_Records supplied_
········

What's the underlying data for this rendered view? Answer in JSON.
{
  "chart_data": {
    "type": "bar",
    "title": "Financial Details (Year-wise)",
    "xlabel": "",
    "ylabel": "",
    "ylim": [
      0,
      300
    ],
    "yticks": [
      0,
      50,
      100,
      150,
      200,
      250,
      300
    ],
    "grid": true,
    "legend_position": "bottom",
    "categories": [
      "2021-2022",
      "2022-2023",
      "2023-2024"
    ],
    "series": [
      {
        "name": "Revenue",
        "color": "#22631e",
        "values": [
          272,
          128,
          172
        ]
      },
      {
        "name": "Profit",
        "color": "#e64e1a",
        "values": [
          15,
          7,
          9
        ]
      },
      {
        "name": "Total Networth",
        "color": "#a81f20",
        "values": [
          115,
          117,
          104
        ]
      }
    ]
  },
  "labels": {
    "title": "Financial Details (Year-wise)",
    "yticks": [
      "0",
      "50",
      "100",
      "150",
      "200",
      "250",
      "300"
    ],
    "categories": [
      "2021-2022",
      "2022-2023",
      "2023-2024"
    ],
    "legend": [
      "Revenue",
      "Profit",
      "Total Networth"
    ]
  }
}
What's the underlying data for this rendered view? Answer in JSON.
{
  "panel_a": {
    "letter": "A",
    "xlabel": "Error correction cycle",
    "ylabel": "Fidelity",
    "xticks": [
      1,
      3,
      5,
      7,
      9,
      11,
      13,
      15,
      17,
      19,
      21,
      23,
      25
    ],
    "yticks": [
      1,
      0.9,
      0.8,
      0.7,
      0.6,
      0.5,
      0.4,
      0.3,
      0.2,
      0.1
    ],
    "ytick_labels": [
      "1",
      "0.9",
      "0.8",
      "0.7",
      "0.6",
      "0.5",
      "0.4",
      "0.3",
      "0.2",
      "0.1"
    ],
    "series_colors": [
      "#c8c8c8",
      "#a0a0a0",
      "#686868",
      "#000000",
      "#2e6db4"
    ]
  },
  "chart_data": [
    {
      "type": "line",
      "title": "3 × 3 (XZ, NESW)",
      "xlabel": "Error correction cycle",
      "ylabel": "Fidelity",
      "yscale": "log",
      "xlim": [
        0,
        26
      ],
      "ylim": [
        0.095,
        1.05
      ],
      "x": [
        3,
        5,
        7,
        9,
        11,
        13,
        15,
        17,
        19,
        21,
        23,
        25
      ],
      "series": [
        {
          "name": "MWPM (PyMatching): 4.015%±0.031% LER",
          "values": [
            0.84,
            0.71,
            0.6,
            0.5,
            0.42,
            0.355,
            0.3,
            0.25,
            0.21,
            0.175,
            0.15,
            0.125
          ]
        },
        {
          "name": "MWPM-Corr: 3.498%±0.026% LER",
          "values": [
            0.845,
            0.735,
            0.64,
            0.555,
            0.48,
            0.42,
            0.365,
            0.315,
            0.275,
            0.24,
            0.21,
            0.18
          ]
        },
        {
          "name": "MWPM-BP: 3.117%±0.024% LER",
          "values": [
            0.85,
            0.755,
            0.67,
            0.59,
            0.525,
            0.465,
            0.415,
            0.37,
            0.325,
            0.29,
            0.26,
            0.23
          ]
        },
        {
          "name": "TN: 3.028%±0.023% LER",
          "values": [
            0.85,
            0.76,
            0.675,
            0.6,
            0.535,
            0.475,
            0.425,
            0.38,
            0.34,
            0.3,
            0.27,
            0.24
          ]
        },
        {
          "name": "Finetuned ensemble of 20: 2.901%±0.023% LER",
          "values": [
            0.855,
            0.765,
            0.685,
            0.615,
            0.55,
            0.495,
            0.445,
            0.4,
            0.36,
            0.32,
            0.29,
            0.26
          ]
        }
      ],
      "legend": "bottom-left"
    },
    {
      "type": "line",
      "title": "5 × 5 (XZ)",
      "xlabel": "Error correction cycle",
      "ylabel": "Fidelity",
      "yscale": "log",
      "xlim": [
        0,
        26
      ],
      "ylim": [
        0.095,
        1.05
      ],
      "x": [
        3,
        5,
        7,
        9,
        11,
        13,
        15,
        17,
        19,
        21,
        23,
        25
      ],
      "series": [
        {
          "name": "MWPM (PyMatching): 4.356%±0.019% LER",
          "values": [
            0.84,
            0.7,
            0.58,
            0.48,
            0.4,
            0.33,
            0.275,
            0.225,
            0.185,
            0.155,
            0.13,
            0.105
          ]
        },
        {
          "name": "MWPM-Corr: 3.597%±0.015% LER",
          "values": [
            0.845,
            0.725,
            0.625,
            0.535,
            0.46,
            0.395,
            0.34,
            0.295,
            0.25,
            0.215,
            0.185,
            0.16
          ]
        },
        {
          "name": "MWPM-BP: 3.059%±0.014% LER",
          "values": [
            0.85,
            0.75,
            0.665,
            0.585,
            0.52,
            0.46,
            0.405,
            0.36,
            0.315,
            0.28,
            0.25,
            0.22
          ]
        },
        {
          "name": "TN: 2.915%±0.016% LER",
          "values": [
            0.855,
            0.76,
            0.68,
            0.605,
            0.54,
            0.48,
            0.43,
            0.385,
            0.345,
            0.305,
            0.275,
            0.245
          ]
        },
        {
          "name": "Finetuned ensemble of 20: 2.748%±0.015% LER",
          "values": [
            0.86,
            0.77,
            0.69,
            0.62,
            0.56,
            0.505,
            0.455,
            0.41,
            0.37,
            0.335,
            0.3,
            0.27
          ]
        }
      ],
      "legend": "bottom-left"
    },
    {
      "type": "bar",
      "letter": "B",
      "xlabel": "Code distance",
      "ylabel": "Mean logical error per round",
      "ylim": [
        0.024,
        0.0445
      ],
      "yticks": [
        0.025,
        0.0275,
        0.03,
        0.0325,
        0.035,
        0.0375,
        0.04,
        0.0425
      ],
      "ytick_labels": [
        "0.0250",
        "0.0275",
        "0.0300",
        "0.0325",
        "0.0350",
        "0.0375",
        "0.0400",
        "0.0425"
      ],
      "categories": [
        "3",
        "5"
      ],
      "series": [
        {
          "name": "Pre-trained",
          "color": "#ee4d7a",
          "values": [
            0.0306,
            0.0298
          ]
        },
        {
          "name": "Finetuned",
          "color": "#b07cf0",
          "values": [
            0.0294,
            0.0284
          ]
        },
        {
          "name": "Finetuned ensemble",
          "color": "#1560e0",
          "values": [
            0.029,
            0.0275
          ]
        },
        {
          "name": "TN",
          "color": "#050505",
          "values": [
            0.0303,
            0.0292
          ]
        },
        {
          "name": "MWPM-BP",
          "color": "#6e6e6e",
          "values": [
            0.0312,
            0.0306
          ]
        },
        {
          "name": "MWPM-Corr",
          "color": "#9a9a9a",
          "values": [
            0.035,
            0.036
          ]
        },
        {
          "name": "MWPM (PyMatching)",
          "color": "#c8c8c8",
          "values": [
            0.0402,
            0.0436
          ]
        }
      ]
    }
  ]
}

········

_Aim_
Every entry in the listing must be retyped exactly.

_Expected answer_
What's the underlying data for this rendered view? Answer in JSON.
{
  "chart_data": {
    "type": "bar",
    "title": "Financial Details (Year-wise)",
    "xlabel": "",
    "ylabel": "",
    "ylim": [
      0,
      300
    ],
    "yticks": [
      0,
      50,
      100,
      150,
      200,
      250,
      300
    ],
    "grid": true,
    "legend_position": "bottom",
    "categories": [
      "2021-2022",
      "2022-2023",
      "2023-2024"
    ],
    "series": [
      {
        "name": "Revenue",
        "color": "#22631e",
        "values": [
          272,
          128,
          172
        ]
      },
      {
        "name": "Profit",
        "color": "#e64e1a",
        "values": [
          15,
          7,
          9
        ]
      },
      {
        "name": "Total Networth",
        "color": "#a81f20",
        "values": [
          115,
          117,
          104
        ]
      }
    ]
  },
  "labels": {
    "title": "Financial Details (Year-wise)",
    "yticks": [
      "0",
      "50",
      "100",
      "150",
      "200",
      "250",
      "300"
    ],
    "categories": [
      "2021-2022",
      "2022-2023",
      "2023-2024"
    ],
    "legend": [
      "Revenue",
      "Profit",
      "Total Networth"
    ]
  }
}
What's the underlying data for this rendered view? Answer in JSON.
{
  "panel_a": {
    "letter": "A",
    "xlabel": "Error correction cycle",
    "ylabel": "Fidelity",
    "xticks": [
      1,
      3,
      5,
      7,
      9,
      11,
      13,
      15,
      17,
      19,
      21,
      23,
      25
    ],
    "yticks": [
      1,
      0.9,
      0.8,
      0.7,
      0.6,
      0.5,
      0.4,
      0.3,
      0.2,
      0.1
    ],
    "ytick_labels": [
      "1",
      "0.9",
      "0.8",
      "0.7",
      "0.6",
      "0.5",
      "0.4",
      "0.3",
      "0.2",
      "0.1"
    ],
    "series_colors": [
      "#c8c8c8",
      "#a0a0a0",
      "#686868",
      "#000000",
      "#2e6db4"
    ]
  },
  "chart_data": [
    {
      "type": "line",
      "title": "3 × 3 (XZ, NESW)",
      "xlabel": "Error correction cycle",
      "ylabel": "Fidelity",
      "yscale": "log",
      "xlim": [
        0,
        26
      ],
      "ylim": [
        0.095,
        1.05
      ],
      "x": [
        3,
        5,
        7,
        9,
        11,
        13,
        15,
        17,
        19,
        21,
        23,
        25
      ],
      "series": [
        {
          "name": "MWPM (PyMatching): 4.015%±0.031% LER",
          "values": [
            0.84,
            0.71,
            0.6,
            0.5,
            0.42,
            0.355,
            0.3,
            0.25,
            0.21,
            0.175,
            0.15,
            0.125
          ]
        },
        {
          "name": "MWPM-Corr: 3.498%±0.026% LER",
          "values": [
            0.845,
            0.735,
            0.64,
            0.555,
            0.48,
            0.42,
            0.365,
            0.315,
            0.275,
            0.24,
            0.21,
            0.18
          ]
        },
        {
          "name": "MWPM-BP: 3.117%±0.024% LER",
          "values": [
            0.85,
            0.755,
            0.67,
            0.59,
            0.525,
            0.465,
            0.415,
            0.37,
            0.325,
            0.29,
            0.26,
            0.23
          ]
        },
        {
          "name": "TN: 3.028%±0.023% LER",
          "values": [
            0.85,
            0.76,
            0.675,
            0.6,
            0.535,
            0.475,
            0.425,
            0.38,
            0.34,
            0.3,
            0.27,
            0.24
          ]
        },
        {
          "name": "Finetuned ensemble of 20: 2.901%±0.023% LER",
          "values": [
            0.855,
            0.765,
            0.685,
            0.615,
            0.55,
            0.495,
            0.445,
            0.4,
            0.36,
            0.32,
            0.29,
            0.26
          ]
        }
      ],
      "legend": "bottom-left"
    },
    {
      "type": "line",
      "title": "5 × 5 (XZ)",
      "xlabel": "Error correction cycle",
      "ylabel": "Fidelity",
      "yscale": "log",
      "xlim": [
        0,
        26
      ],
      "ylim": [
        0.095,
        1.05
      ],
      "x": [
        3,
        5,
        7,
        9,
        11,
        13,
        15,
        17,
        19,
        21,
        23,
        25
      ],
      "series": [
        {
          "name": "MWPM (PyMatching): 4.356%±0.019% LER",
          "values": [
            0.84,
            0.7,
            0.58,
            0.48,
            0.4,
            0.33,
            0.275,
            0.225,
            0.185,
            0.155,
            0.13,
            0.105
          ]
        },
        {
          "name": "MWPM-Corr: 3.597%±0.015% LER",
          "values": [
            0.845,
            0.725,
            0.625,
            0.535,
            0.46,
            0.395,
            0.34,
            0.295,
            0.25,
            0.215,
            0.185,
            0.16
          ]
        },
        {
          "name": "MWPM-BP: 3.059%±0.014% LER",
          "values": [
            0.85,
            0.75,
            0.665,
            0.585,
            0.52,
            0.46,
            0.405,
            0.36,
            0.315,
            0.28,
            0.25,
            0.22
          ]
        },
        {
          "name": "TN: 2.915%±0.016% LER",
          "values": [
            0.855,
            0.76,
            0.68,
            0.605,
            0.54,
            0.48,
            0.43,
            0.385,
            0.345,
            0.305,
            0.275,
            0.245
          ]
        },
        {
          "name": "Finetuned ensemble of 20: 2.748%±0.015% LER",
          "values": [
            0.86,
            0.77,
            0.69,
            0.62,
            0.56,
            0.505,
            0.455,
            0.41,
            0.37,
            0.335,
            0.3,
            0.27
          ]
        }
      ],
      "legend": "bottom-left"
    },
    {
      "type": "bar",
      "letter": "B",
      "xlabel": "Code distance",
      "ylabel": "Mean logical error per round",
      "ylim": [
        0.024,
        0.0445
      ],
      "yticks": [
        0.025,
        0.0275,
        0.03,
        0.0325,
        0.035,
        0.0375,
        0.04,
        0.0425
      ],
      "ytick_labels": [
        "0.0250",
        "0.0275",
        "0.0300",
        "0.0325",
        "0.0350",
        "0.0375",
        "0.0400",
        "0.0425"
      ],
      "categories": [
        "3",
        "5"
      ],
      "series": [
        {
          "name": "Pre-trained",
          "color": "#ee4d7a",
          "values": [
            0.0306,
            0.0298
          ]
        },
        {
          "name": "Finetuned",
          "color": "#b07cf0",
          "values": [
            0.0294,
            0.0284
          ]
        },
        {
          "name": "Finetuned ensemble",
          "color": "#1560e0",
          "values": [
            0.029,
            0.0275
          ]
        },
        {
          "name": "TN",
          "color": "#050505",
          "values": [
            0.0303,
            0.0292
          ]
        },
        {
          "name": "MWPM-BP",
          "color": "#6e6e6e",
          "values": [
            0.0312,
            0.0306
          ]
        },
        {
          "name": "MWPM-Corr",
          "color": "#9a9a9a",
          "values": [
            0.035,
            0.036
          ]
        },
        {
          "name": "MWPM (PyMatching)",
          "color": "#c8c8c8",
          "values": [
            0.0402,
            0.0436
          ]
        }
      ]
    }
  ]
}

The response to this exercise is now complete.